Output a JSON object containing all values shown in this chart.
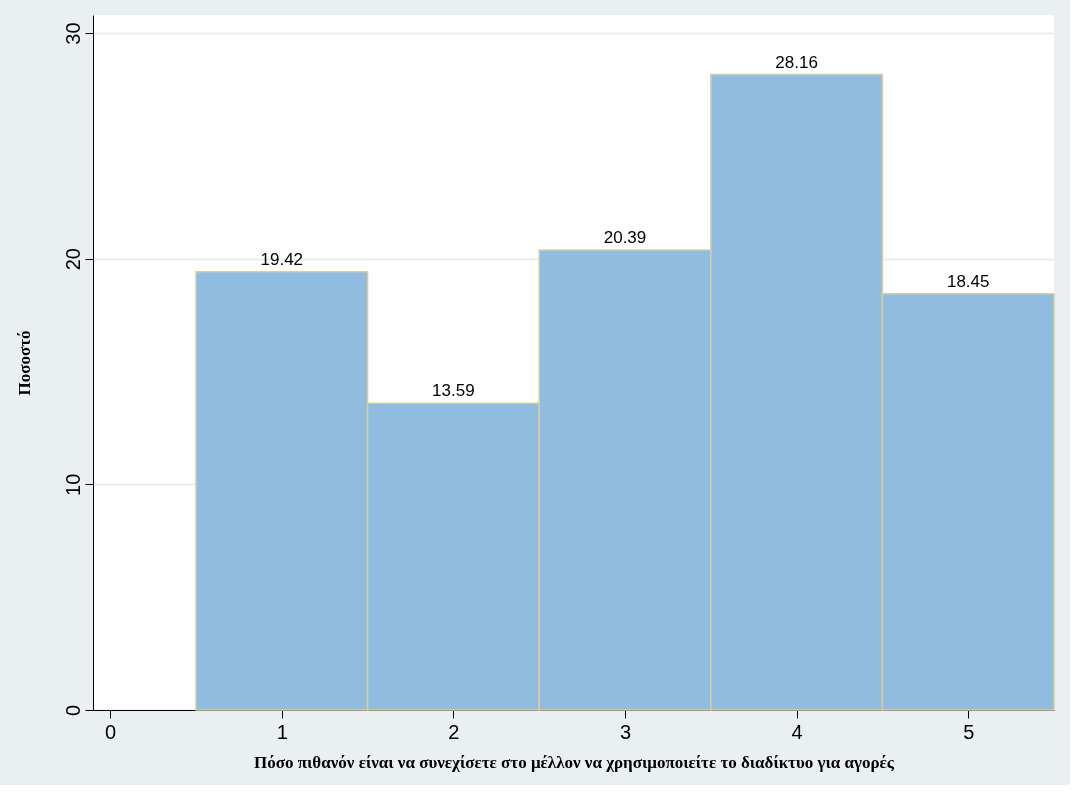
{
  "chart_data": {
    "type": "histogram",
    "xlabel": "Πόσο πιθανόν είναι να συνεχίσετε στο μέλλον να χρησιμοποιείτε το διαδίκτυο για αγορές",
    "ylabel": "Ποσοστό",
    "bins": [
      0.5,
      1.5,
      2.5,
      3.5,
      4.5,
      5.5
    ],
    "values": [
      19.42,
      13.59,
      20.39,
      28.16,
      18.45
    ],
    "color": "#8fbcdf",
    "xlim": [
      -0.1,
      5.5
    ],
    "xticks": [
      0,
      1,
      2,
      3,
      4,
      5
    ],
    "ylim": [
      0,
      30.8
    ],
    "yticks": [
      0,
      10,
      20,
      30
    ],
    "grid": "y",
    "data_labels": true
  }
}
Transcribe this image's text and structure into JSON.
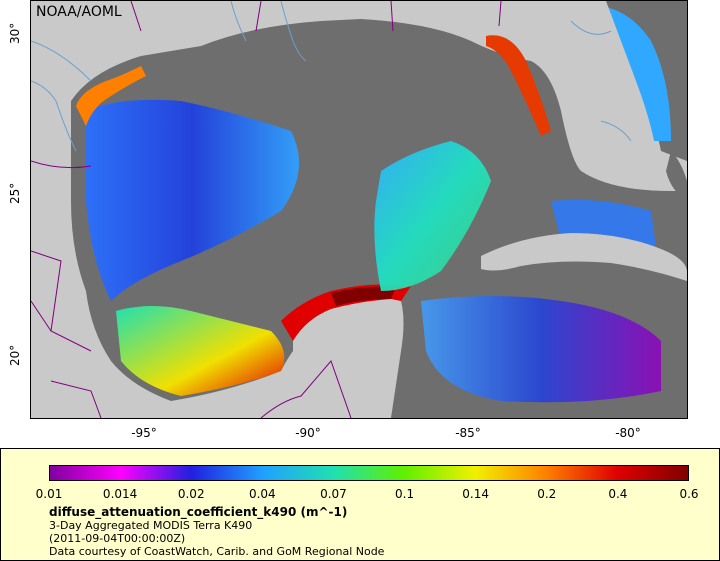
□ □ □
• [WHAT NEEDS TO BE DONE] Make an exact copy of the data, leaving its pictures out.

• [PROBLEM SOLUTION]
Output a JSON object containing all values shown in this chart.
{
  "chart_data": {
    "type": "histogram",
    "xlabel": "Πόσο πιθανόν είναι να συνεχίσετε στο μέλλον να χρησιμοποιείτε το διαδίκτυο για αγορές",
    "ylabel": "Ποσοστό",
    "bins": [
      0.5,
      1.5,
      2.5,
      3.5,
      4.5,
      5.5
    ],
    "values": [
      19.42,
      13.59,
      20.39,
      28.16,
      18.45
    ],
    "color": "#8fbcdf",
    "xlim": [
      -0.1,
      5.5
    ],
    "xticks": [
      0,
      1,
      2,
      3,
      4,
      5
    ],
    "ylim": [
      0,
      30.8
    ],
    "yticks": [
      0,
      10,
      20,
      30
    ],
    "grid": "y",
    "data_labels": true
  }
}
Transcribe this image's text and structure into JSON.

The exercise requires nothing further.